Recorded data
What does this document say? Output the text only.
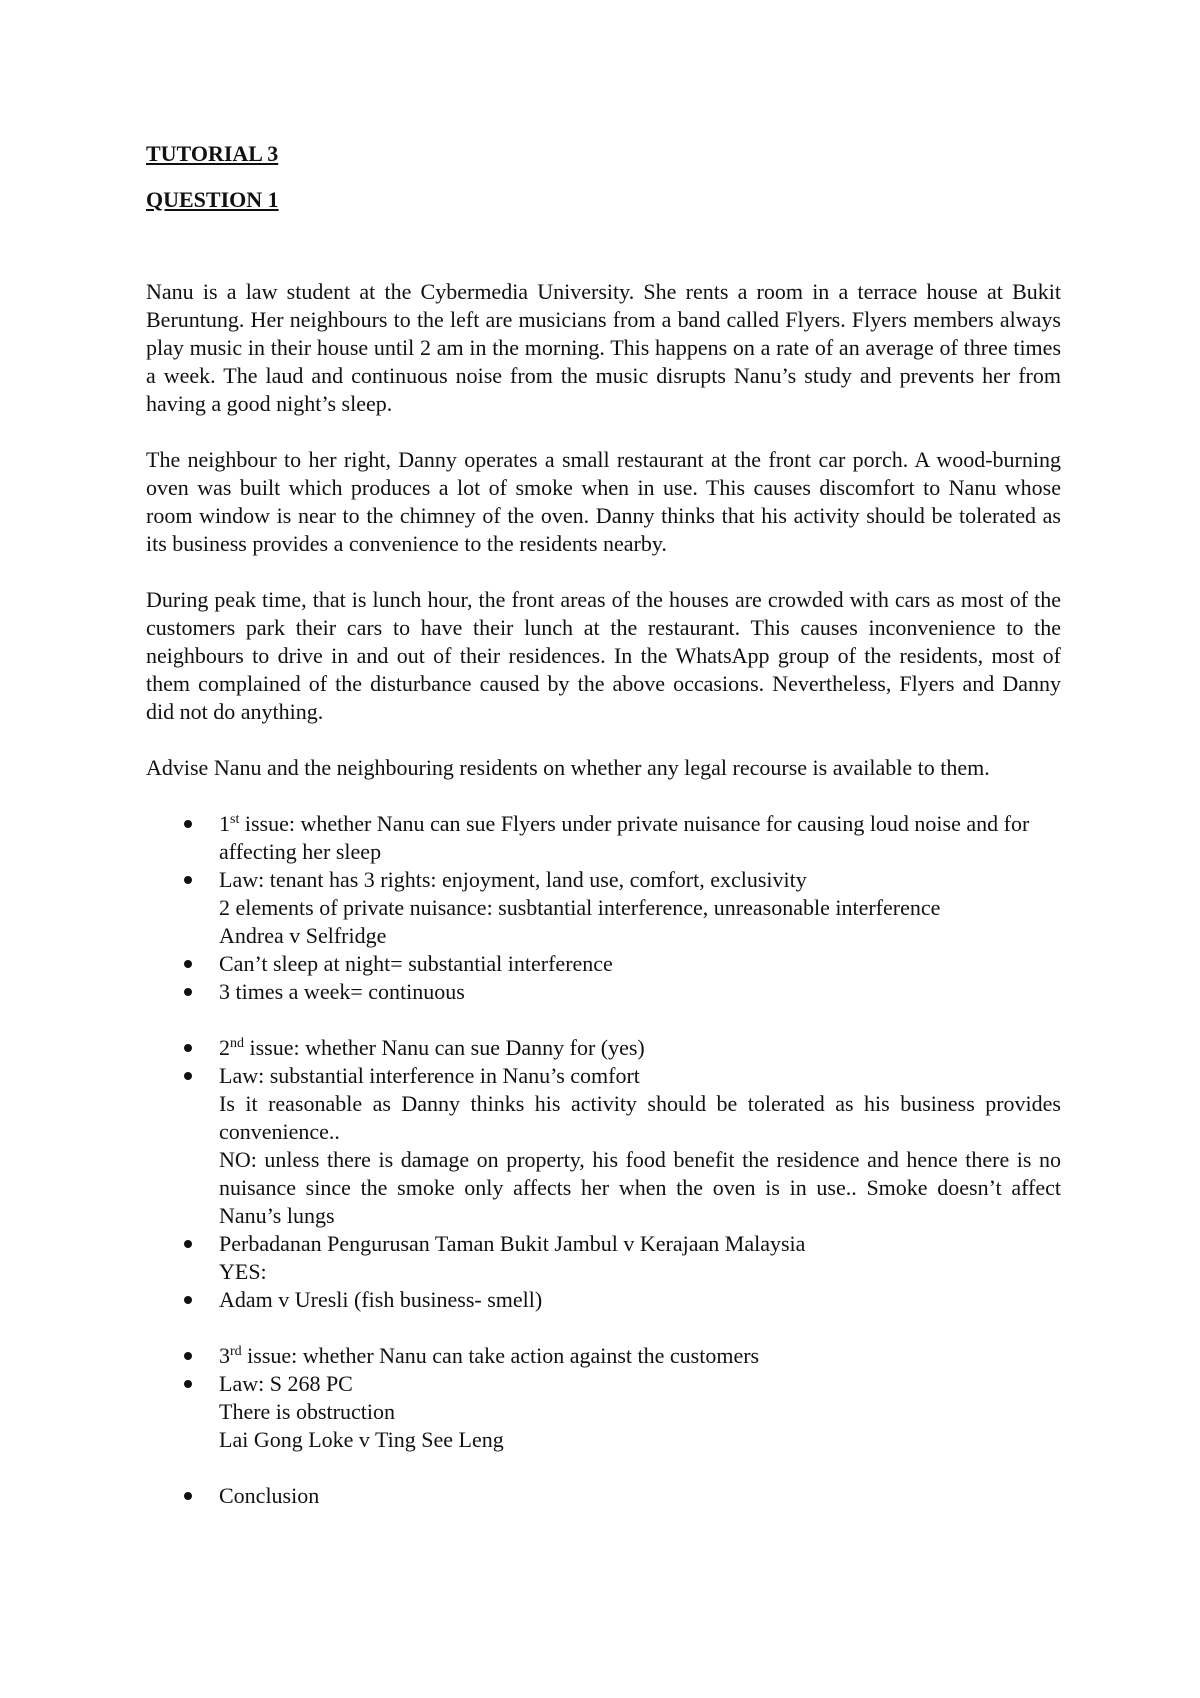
TUTORIAL 3

QUESTION 1

Nanu is a law student at the Cybermedia University. She rents a room in a terrace house at Bukit Beruntung. Her neighbours to the left are musicians from a band called Flyers. Flyers members always play music in their house until 2 am in the morning. This happens on a rate of an average of three times a week. The laud and continuous noise from the music disrupts Nanu’s study and prevents her from having a good night’s sleep.

The neighbour to her right, Danny operates a small restaurant at the front car porch. A wood-burning oven was built which produces a lot of smoke when in use. This causes discomfort to Nanu whose room window is near to the chimney of the oven. Danny thinks that his activity should be tolerated as its business provides a convenience to the residents nearby.

During peak time, that is lunch hour, the front areas of the houses are crowded with cars as most of the customers park their cars to have their lunch at the restaurant. This causes inconvenience to the neighbours to drive in and out of their residences. In the WhatsApp group of the residents, most of them complained of the disturbance caused by the above occasions. Nevertheless, Flyers and Danny did not do anything.

Advise Nanu and the neighbouring residents on whether any legal recourse is available to them.

1st issue: whether Nanu can sue Flyers under private nuisance for causing loud noise and for affecting her sleep
Law: tenant has 3 rights: enjoyment, land use, comfort, exclusivity
2 elements of private nuisance: susbtantial interference, unreasonable interference
Andrea v Selfridge
Can’t sleep at night= substantial interference
3 times a week= continuous
2nd issue: whether Nanu can sue Danny for (yes)
Law: substantial interference in Nanu’s comfort
Is it reasonable as Danny thinks his activity should be tolerated as his business provides convenience..
NO: unless there is damage on property, his food benefit the residence and hence there is no nuisance since the smoke only affects her when the oven is in use.. Smoke doesn’t affect Nanu’s lungs
Perbadanan Pengurusan Taman Bukit Jambul v Kerajaan Malaysia
YES:
Adam v Uresli (fish business- smell)
3rd issue: whether Nanu can take action against the customers
Law: S 268 PC
There is obstruction
Lai Gong Loke v Ting See Leng
Conclusion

* **Exercise task**: Gather each line that holds "thinks".

* **Answer in full**:
The neighbour to her right, Danny operates a small restaurant at the front car porch. A wood-burning oven was built which produces a lot of smoke when in use. This causes discomfort to Nanu whose room window is near to the chimney of the oven. Danny thinks that his activity should be tolerated as its business provides a convenience to the residents nearby.
Is it reasonable as Danny thinks his activity should be tolerated as his business provides convenience..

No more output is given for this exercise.